**Leseauszug**.
☆ ☆ ☆ ☆

Schauspielerin Shannon Purser, die Barb in der sehr erfolgreichen Netflix-Originalserie „Stranger Things“ darstellt, rät Zuschauern, die Selbstmordgedanken haben oder sexuell missbraucht wurden, keinesfalls „13 Reasons Why“ zu schauen. Auf Twitter verbreitete sie Warnungen und diskutierte mit ihren Followern:
Auch die Tochter von Michael Jackson, Paris Jackson, meldete sich nach der Ausstrahlung von Staffel eins zu Wort. Allerdings auf Instagram. Dort postete sie, gefährdete Zuschauer sollten die Serie „Tote Mädchen lügen nicht“ nicht schauen.

☆ ☆ ☆ ☆

**Zeilen**.
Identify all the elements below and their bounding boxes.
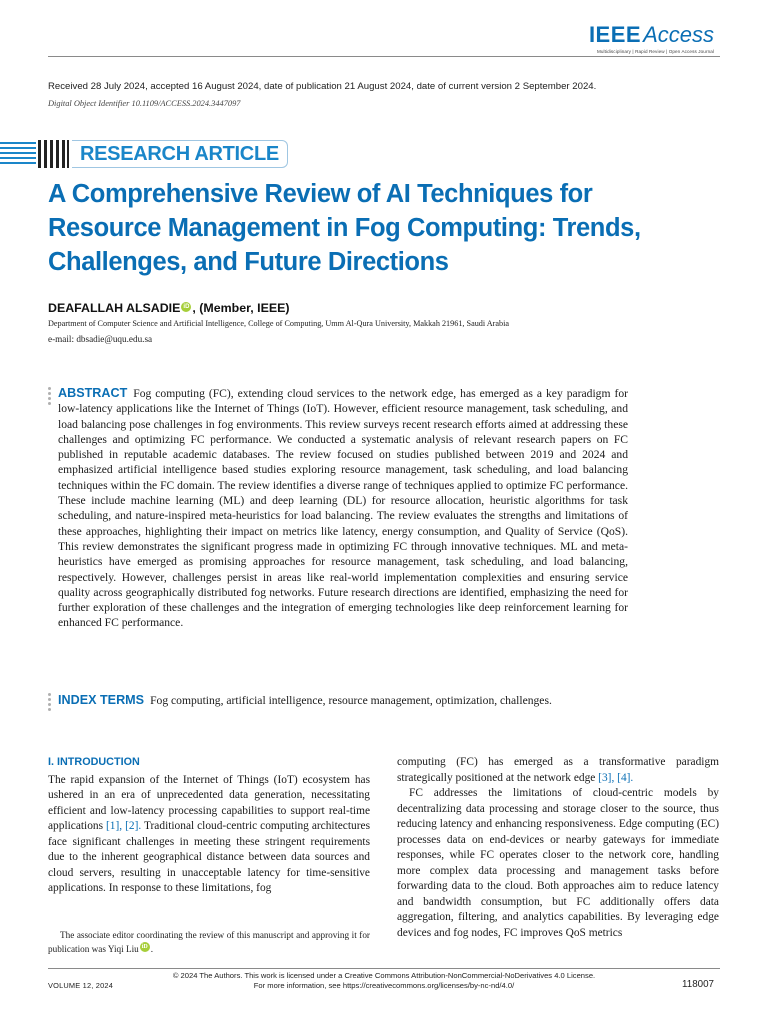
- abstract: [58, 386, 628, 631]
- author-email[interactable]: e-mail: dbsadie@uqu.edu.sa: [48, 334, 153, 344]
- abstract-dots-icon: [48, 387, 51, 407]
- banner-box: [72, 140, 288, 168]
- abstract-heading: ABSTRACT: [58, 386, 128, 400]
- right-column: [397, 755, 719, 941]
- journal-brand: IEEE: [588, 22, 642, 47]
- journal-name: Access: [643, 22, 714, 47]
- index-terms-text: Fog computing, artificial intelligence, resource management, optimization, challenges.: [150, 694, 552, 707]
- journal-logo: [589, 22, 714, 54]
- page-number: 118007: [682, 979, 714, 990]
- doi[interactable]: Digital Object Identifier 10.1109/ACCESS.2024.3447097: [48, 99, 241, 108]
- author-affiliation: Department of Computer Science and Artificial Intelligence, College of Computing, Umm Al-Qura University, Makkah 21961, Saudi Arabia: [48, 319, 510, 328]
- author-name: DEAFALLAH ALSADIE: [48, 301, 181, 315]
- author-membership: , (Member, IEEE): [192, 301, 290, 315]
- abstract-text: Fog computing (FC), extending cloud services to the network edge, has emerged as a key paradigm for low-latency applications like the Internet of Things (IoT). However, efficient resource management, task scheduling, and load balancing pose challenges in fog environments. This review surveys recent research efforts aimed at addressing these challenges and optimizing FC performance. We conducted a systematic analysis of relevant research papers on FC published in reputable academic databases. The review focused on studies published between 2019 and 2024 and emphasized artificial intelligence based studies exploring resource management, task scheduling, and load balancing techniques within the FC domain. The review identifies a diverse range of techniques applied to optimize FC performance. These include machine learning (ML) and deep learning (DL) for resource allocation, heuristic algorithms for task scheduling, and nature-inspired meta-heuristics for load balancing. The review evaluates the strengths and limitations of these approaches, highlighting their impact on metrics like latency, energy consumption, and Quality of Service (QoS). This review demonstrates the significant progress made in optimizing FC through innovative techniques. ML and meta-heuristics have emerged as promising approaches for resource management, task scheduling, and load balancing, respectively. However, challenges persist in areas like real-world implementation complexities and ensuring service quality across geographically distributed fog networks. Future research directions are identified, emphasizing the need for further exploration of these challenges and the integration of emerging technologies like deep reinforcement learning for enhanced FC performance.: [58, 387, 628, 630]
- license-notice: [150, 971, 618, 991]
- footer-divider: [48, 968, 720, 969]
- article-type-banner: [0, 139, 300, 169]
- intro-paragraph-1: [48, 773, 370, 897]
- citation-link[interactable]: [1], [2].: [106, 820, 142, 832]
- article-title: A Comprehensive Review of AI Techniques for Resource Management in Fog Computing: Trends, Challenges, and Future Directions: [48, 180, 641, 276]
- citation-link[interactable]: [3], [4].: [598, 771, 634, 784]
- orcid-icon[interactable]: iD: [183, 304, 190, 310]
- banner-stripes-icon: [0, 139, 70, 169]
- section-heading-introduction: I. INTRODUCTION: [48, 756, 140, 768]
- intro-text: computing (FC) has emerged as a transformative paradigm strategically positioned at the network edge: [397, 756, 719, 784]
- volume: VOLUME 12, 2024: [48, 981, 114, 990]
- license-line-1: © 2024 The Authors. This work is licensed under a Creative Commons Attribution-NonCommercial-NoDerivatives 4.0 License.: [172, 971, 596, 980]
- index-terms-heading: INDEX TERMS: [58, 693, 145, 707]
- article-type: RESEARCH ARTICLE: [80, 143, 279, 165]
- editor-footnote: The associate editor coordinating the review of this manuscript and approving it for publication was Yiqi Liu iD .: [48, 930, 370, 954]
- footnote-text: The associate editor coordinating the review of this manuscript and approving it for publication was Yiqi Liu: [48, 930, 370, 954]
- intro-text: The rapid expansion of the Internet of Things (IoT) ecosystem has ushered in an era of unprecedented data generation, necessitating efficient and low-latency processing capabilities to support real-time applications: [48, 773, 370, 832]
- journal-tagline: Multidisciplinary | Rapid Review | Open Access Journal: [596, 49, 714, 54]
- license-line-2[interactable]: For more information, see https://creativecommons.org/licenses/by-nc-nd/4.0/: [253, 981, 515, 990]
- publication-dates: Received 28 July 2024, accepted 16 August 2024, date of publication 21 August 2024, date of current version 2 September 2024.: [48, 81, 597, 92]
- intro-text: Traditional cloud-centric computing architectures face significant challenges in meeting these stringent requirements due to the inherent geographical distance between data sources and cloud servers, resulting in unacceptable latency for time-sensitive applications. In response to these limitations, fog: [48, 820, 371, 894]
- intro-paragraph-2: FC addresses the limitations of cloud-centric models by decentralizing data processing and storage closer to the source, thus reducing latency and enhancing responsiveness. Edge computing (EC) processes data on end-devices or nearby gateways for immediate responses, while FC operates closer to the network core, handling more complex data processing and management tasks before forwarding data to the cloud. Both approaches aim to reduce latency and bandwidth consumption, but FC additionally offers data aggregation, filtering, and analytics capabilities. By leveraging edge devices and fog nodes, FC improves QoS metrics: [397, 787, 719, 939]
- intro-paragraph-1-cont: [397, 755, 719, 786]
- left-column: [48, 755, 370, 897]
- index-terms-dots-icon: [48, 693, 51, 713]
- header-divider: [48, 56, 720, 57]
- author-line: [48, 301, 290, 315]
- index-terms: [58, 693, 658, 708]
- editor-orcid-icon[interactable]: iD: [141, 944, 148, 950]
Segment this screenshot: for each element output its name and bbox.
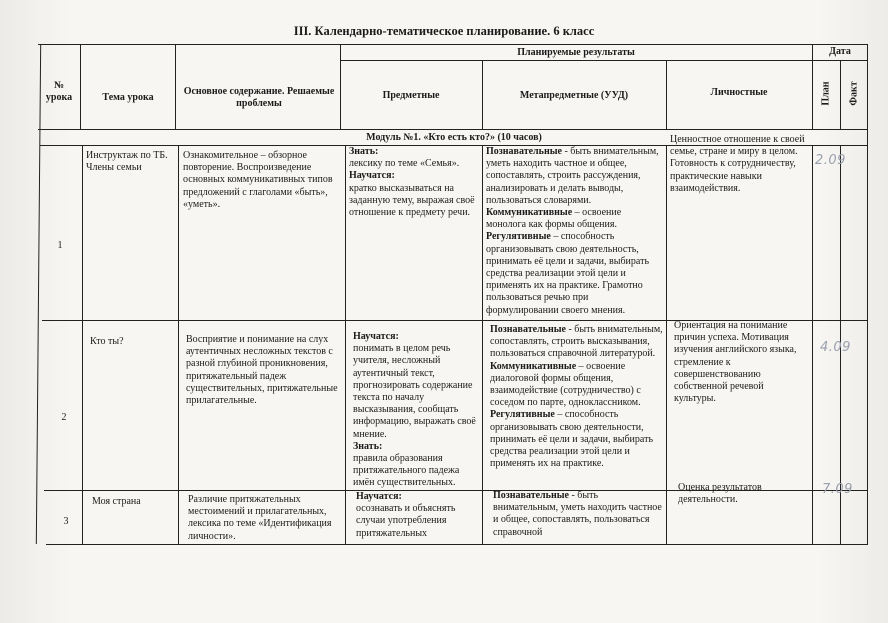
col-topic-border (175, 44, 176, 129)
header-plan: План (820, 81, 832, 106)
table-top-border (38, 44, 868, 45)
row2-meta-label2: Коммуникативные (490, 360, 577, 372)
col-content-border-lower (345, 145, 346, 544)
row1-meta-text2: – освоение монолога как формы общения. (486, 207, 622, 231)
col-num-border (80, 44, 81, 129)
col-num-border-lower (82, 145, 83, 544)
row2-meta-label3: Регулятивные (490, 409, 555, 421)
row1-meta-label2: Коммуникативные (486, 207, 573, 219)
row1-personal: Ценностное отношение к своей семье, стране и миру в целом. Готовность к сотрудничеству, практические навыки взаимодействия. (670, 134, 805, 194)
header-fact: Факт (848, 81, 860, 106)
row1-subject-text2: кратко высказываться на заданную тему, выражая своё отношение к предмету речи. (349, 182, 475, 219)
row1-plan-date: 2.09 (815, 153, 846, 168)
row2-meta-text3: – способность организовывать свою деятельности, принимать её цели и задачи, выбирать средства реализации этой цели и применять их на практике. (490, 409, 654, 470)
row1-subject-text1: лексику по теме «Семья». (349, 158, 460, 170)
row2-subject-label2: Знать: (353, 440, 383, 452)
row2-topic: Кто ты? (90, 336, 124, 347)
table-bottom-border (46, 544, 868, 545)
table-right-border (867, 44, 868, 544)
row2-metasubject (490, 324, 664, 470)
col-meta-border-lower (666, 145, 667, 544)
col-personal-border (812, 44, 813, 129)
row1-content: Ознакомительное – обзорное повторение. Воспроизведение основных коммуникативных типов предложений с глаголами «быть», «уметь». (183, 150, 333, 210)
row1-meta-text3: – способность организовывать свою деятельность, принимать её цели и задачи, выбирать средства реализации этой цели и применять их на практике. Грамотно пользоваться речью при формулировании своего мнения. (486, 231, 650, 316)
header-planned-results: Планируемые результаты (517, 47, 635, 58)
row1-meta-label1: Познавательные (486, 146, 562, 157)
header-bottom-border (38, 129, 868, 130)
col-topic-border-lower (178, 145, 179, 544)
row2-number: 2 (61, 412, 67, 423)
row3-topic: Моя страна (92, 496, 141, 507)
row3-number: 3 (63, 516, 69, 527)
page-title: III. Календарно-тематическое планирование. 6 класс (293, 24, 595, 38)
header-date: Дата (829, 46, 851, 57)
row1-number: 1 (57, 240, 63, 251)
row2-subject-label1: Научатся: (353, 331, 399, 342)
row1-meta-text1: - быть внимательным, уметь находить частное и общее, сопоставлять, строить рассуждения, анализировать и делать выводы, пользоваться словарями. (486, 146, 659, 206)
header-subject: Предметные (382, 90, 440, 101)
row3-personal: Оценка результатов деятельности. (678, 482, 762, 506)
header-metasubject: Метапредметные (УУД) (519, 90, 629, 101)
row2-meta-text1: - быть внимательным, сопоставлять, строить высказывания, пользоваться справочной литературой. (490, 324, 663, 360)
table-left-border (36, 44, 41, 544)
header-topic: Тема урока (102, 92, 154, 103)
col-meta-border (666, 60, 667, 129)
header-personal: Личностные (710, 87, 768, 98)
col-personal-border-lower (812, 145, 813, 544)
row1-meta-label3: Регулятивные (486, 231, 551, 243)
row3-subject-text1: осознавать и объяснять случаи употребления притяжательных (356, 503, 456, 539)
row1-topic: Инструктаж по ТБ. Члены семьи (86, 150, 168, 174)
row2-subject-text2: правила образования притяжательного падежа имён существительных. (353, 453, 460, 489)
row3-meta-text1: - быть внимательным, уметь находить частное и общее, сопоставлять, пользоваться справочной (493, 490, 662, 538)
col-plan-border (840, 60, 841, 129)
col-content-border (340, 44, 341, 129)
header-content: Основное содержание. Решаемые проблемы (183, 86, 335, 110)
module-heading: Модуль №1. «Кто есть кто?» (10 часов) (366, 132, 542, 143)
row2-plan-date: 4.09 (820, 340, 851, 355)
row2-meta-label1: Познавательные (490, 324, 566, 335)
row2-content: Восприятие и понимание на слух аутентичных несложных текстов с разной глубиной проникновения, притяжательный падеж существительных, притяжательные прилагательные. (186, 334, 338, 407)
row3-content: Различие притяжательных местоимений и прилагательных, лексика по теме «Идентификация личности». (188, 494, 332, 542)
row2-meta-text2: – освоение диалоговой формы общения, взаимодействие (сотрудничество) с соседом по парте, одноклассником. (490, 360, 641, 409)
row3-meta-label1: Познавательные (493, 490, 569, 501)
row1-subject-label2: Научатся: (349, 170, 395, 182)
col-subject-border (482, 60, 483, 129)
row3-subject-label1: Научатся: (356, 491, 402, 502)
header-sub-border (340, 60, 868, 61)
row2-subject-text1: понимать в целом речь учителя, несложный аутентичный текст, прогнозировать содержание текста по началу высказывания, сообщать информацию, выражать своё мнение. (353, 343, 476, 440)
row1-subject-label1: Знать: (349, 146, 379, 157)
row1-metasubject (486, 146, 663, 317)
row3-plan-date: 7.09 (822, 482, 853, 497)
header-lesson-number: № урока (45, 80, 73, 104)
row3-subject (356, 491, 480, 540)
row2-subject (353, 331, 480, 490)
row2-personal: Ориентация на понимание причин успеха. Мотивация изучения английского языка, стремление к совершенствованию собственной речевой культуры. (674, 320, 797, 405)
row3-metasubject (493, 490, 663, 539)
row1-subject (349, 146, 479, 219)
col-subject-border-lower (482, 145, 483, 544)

☆ ☆ ☆ ☆

**Aufgabenstellung**. Auf welcher Plattform hat sich Paris Jackson laut dem Leseauszug zu der Serie geäußert? Das Material spielt hierfür keine Rolle.

**Ergebnis der Übung**. Auf Instagram.